-2

I'm quite new to python world. Also, I'm not a statistician. I'm in the need to implementing mathematical models developed by mathematicians in a computer science programming language. I've chosen python after some research. I'm comfortable with programming as such (PHP/HTML/javascript).

I have a column of values that I've extracted from a MySQL database & in need to calculate the below -

1) Normal distribution of it. (I don't have the sigma & mu values. These need to be calculated too apparently). 
2) Mixture of normal distribution
3) Estimate density of normal distribution
4) Calculate 'Z' score

The array of values looks similar to the one below ( I've populated sample data)-

d1 = [3,3,3,3,3,3,3,9,12,6,3,3,3,3,9,21,3,12,3,6,3,30,12,6,3,3,24,30,3,3,3]


mu1, std1 = norm.fit(d1)

The normal distribution, I understand could be calculated as below -

import numpy as np
from scipy.stats import norm

mu, std = norm.fit(data)

Could I please get some pointers on how to get started with (2),(3) & (4) in this please? I'm continuing to look up online as I look forward to hear from experts.

If the question doesn't fully make sense, please do let me know what aspect is missing so that I'll try & get information around that.

I'd very much appreciate any help here please.

usert4jju7
  • 1,653
  • 3
  • 27
  • 59

2 Answers2

1

Some parts of your question are unclear. It might help to give the context of what you're trying to achieve, rather than what are the specific steps you're taking.

1) + 3) In a Normal distribution - fitting the distribution, and estimating the mean and standard deviation - are basically the same thing. The mean and standard deviation completely determine the distribution.

mu, std = norm.fit(data)

is tantamount to saying "find the mean and standard deviation which best fit the distribution".
::::::::::
Aim:
Return, word for word, everything in the thread on fitting normal distributions from "1) Normal distribution" down to "std1 = norm.fit(d1)". The entries that come next have no connection to the thread on fitting normal distributions in Python.
::::::::::
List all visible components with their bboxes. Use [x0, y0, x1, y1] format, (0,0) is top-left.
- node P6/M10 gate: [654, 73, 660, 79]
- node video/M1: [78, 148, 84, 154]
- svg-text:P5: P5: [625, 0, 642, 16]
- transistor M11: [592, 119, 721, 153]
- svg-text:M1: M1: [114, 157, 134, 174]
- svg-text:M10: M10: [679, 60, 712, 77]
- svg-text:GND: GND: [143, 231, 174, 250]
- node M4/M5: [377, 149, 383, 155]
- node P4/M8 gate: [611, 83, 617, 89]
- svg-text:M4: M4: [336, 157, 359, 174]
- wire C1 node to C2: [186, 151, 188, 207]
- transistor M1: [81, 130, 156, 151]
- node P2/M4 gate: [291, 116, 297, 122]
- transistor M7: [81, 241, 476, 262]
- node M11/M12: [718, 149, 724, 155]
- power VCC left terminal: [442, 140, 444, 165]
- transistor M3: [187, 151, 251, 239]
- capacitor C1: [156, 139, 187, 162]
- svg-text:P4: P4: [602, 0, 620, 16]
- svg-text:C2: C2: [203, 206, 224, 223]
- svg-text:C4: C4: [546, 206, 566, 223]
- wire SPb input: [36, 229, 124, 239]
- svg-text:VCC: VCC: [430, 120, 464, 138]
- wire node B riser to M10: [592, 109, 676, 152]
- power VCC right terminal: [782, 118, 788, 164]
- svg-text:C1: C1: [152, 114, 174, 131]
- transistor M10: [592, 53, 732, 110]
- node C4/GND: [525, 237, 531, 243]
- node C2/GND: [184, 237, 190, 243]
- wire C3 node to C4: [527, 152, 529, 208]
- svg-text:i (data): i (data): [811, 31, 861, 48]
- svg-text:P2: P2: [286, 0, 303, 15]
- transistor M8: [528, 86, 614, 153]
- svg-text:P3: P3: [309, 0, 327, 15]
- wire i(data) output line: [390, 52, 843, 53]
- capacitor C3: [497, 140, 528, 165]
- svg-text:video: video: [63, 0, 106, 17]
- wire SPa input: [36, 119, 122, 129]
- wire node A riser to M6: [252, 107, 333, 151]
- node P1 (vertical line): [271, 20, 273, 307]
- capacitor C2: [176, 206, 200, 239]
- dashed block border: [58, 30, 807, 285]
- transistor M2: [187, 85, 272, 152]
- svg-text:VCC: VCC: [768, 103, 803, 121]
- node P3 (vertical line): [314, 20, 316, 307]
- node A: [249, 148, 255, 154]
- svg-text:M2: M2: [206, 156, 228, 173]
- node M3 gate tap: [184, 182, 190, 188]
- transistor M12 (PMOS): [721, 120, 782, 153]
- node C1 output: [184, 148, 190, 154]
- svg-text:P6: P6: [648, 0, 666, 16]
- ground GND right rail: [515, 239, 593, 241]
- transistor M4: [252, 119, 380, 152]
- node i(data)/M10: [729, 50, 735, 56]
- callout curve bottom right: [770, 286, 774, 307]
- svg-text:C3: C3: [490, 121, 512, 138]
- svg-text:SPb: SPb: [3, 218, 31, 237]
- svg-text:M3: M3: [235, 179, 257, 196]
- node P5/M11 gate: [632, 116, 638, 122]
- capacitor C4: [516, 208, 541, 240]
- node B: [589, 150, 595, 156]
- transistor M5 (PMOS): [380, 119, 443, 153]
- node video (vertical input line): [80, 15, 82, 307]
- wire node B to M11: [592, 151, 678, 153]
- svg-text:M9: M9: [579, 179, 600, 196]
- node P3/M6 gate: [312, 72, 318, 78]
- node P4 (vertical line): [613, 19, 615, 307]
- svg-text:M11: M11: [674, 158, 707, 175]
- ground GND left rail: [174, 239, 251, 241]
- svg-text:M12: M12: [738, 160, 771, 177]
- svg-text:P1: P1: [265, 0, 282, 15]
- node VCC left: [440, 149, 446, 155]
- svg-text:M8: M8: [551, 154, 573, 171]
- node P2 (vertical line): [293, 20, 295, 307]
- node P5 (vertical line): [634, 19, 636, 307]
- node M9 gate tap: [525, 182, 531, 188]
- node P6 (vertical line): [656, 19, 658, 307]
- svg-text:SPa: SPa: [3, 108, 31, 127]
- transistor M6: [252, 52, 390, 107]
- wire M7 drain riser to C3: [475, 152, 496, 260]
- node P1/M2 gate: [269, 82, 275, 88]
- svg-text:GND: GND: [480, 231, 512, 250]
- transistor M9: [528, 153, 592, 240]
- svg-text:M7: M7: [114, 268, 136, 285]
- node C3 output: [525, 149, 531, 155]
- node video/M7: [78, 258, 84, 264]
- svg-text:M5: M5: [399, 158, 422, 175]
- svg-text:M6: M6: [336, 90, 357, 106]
::::::::::
Correct result:
1) Normal distribution of it. (I don't have the sigma & mu values. These need to be calculated too apparently). 
2) Mixture of normal distribution
3) Estimate density of normal distribution
4) Calculate 'Z' score

The array of values looks similar to the one below ( I've populated sample data)-

d1 = [3,3,3,3,3,3,3,9,12,6,3,3,3,3,9,21,3,12,3,6,3,30,12,6,3,3,24,30,3,3,3]


mu1, std1 = norm.fit(d1)